▶ EXERCISE DETAILS:
Here are some records; quote them exactly, leaving out the pictures.

[START OF RECORDS TO USE]

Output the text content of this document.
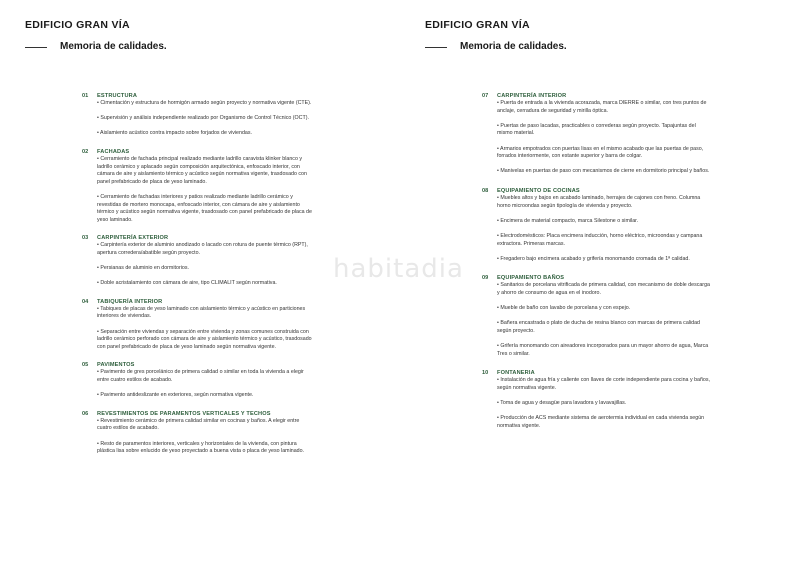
EDIFICIO GRAN VÍA
Memoria de calidades.
01 ESTRUCTURA
• Cimentación y estructura de hormigón armado según proyecto y normativa vigente (CTE).
• Supervisión y análisis independiente realizado por Organismo de Control Técnico (OCT).
• Aislamiento acústico contra impacto sobre forjados de viviendas.
02 FACHADAS
• Cerramiento de fachada principal realizado mediante ladrillo caravista klinker blanco y ladrillo cerámico y aplacado según composición arquitectónica, enfoscado interior, con cámara de aire y aislamiento térmico y acústico según normativa vigente, trasdosado con panel prefabricado de placa de yeso laminado.
• Cerramiento de fachadas interiores y patios realizado mediante ladrillo cerámico y revestidas de mortero monocapa, enfoscado interior, con cámara de aire y aislamiento térmico y acústico según normativa vigente, trasdosado con panel prefabricado de placa de yeso laminado.
03 CARPINTERÍA EXTERIOR
• Carpintería exterior de aluminio anodizado o lacado con rotura de puente térmico (RPT), apertura corredera/abatible según proyecto.
• Persianas de aluminio en dormitorios.
• Doble acristalamiento con cámara de aire, tipo CLIMALIT según normativa.
04 TABIQUERÍA INTERIOR
• Tabiques de placas de yeso laminado con aislamiento térmico y acústico en particiones interiores de viviendas.
• Separación entre viviendas y separación entre vivienda y zonas comunes construida con ladrillo cerámico perforado con cámara de aire y aislamiento térmico y acústico, trasdosado con panel prefabricado de placa de yeso laminado según normativa vigente.
05 PAVIMENTOS
• Pavimento de gres porcelánico de primera calidad o similar en toda la vivienda a elegir entre cuatro estilos de acabado.
• Pavimento antideslizante en exteriores, según normativa vigente.
06 REVESTIMIENTOS DE PARAMENTOS VERTICALES Y TECHOS
• Revestimiento cerámico de primera calidad similar en cocinas y baños. A elegir entre cuatro estilos de acabado.
• Resto de paramentos interiores, verticales y horizontales de la vivienda, con pintura plástica lisa sobre enlucido de yeso proyectado a buena vista o placa de yeso laminado.
EDIFICIO GRAN VÍA
Memoria de calidades.
07 CARPINTERÍA INTERIOR
• Puerta de entrada a la vivienda acorazada, marca DIERRE o similar, con tres puntos de anclaje, cerradura de seguridad y mirilla óptica.
• Puertas de paso lacadas, practicables o correderas según proyecto. Tapajuntas del mismo material.
• Armarios empotrados con puertas lisas en el mismo acabado que las puertas de paso, forrados interiormente, con estante superior y barra de colgar.
• Manivelas en puertas de paso con mecanismos de cierre en dormitorio principal y baños.
08 EQUIPAMIENTO DE COCINAS
• Muebles altos y bajos en acabado laminado, herrajes de cajones con freno. Columna horno microondas según tipología de vivienda y proyecto.
• Encimera de material compacto, marca Silestone o similar.
• Electrodomésticos: Placa encimera inducción, horno eléctrico, microondas y campana extractora. Primeras marcas.
• Fregadero bajo encimera acabado y grifería monomando cromada de 1ª calidad.
09 EQUIPAMIENTO BAÑOS
• Sanitarios de porcelana vitrificada de primera calidad, con mecanismo de doble descarga y ahorro de consumo de agua en el inodoro.
• Mueble de baño con lavabo de porcelana y con espejo.
• Bañera encastrada o plato de ducha de resina blanco con marcas de primera calidad según proyecto.
• Grifería monomando con aireadores incorporados para un mayor ahorro de agua, Marca Tres o similar.
10 FONTANERIA
• Instalación de agua fría y caliente con llaves de corte independiente para cocina y baños, según normativa vigente.
• Toma de agua y desagüe para lavadora y lavavajillas.
• Producción de ACS mediante sistema de aerotermia individual en cada vivienda según normativa vigente.
habitadia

[END OF RECORDS TO USE]

▶ WRITTEN RESPONSE:
Output the text content of this document.
EDIFICIO GRAN VÍA
Memoria de calidades.
01 ESTRUCTURA
• Cimentación y estructura de hormigón armado según proyecto y normativa vigente (CTE).
• Supervisión y análisis independiente realizado por Organismo de Control Técnico (OCT).
• Aislamiento acústico contra impacto sobre forjados de viviendas.
02 FACHADAS
• Cerramiento de fachada principal realizado mediante ladrillo caravista klinker blanco y ladrillo cerámico y aplacado según composición arquitectónica, enfoscado interior, con cámara de aire y aislamiento térmico y acústico según normativa vigente, trasdosado con panel prefabricado de placa de yeso laminado.
• Cerramiento de fachadas interiores y patios realizado mediante ladrillo cerámico y revestidas de mortero monocapa, enfoscado interior, con cámara de aire y aislamiento térmico y acústico según normativa vigente, trasdosado con panel prefabricado de placa de yeso laminado.
03 CARPINTERÍA EXTERIOR
• Carpintería exterior de aluminio anodizado o lacado con rotura de puente térmico (RPT), apertura corredera/abatible según proyecto.
• Persianas de aluminio en dormitorios.
• Doble acristalamiento con cámara de aire, tipo CLIMALIT según normativa.
04 TABIQUERÍA INTERIOR
• Tabiques de placas de yeso laminado con aislamiento térmico y acústico en particiones interiores de viviendas.
• Separación entre viviendas y separación entre vivienda y zonas comunes construida con ladrillo cerámico perforado con cámara de aire y aislamiento térmico y acústico, trasdosado con panel prefabricado de placa de yeso laminado según normativa vigente.
05 PAVIMENTOS
• Pavimento de gres porcelánico de primera calidad o similar en toda la vivienda a elegir entre cuatro estilos de acabado.
• Pavimento antideslizante en exteriores, según normativa vigente.
06 REVESTIMIENTOS DE PARAMENTOS VERTICALES Y TECHOS
• Revestimiento cerámico de primera calidad similar en cocinas y baños. A elegir entre cuatro estilos de acabado.
• Resto de paramentos interiores, verticales y horizontales de la vivienda, con pintura plástica lisa sobre enlucido de yeso proyectado a buena vista o placa de yeso laminado.
EDIFICIO GRAN VÍA
Memoria de calidades.
07 CARPINTERÍA INTERIOR
• Puerta de entrada a la vivienda acorazada, marca DIERRE o similar, con tres puntos de anclaje, cerradura de seguridad y mirilla óptica.
• Puertas de paso lacadas, practicables o correderas según proyecto. Tapajuntas del mismo material.
• Armarios empotrados con puertas lisas en el mismo acabado que las puertas de paso, forrados interiormente, con estante superior y barra de colgar.
• Manivelas en puertas de paso con mecanismos de cierre en dormitorio principal y baños.
08 EQUIPAMIENTO DE COCINAS
• Muebles altos y bajos en acabado laminado, herrajes de cajones con freno. Columna horno microondas según tipología de vivienda y proyecto.
• Encimera de material compacto, marca Silestone o similar.
• Electrodomésticos: Placa encimera inducción, horno eléctrico, microondas y campana extractora. Primeras marcas.
• Fregadero bajo encimera acabado y grifería monomando cromada de 1ª calidad.
09 EQUIPAMIENTO BAÑOS
• Sanitarios de porcelana vitrificada de primera calidad, con mecanismo de doble descarga y ahorro de consumo de agua en el inodoro.
• Mueble de baño con lavabo de porcelana y con espejo.
• Bañera encastrada o plato de ducha de resina blanco con marcas de primera calidad según proyecto.
• Grifería monomando con aireadores incorporados para un mayor ahorro de agua, Marca Tres o similar.
10 FONTANERIA
• Instalación de agua fría y caliente con llaves de corte independiente para cocina y baños, según normativa vigente.
• Toma de agua y desagüe para lavadora y lavavajillas.
• Producción de ACS mediante sistema de aerotermia individual en cada vivienda según normativa vigente.
habitadia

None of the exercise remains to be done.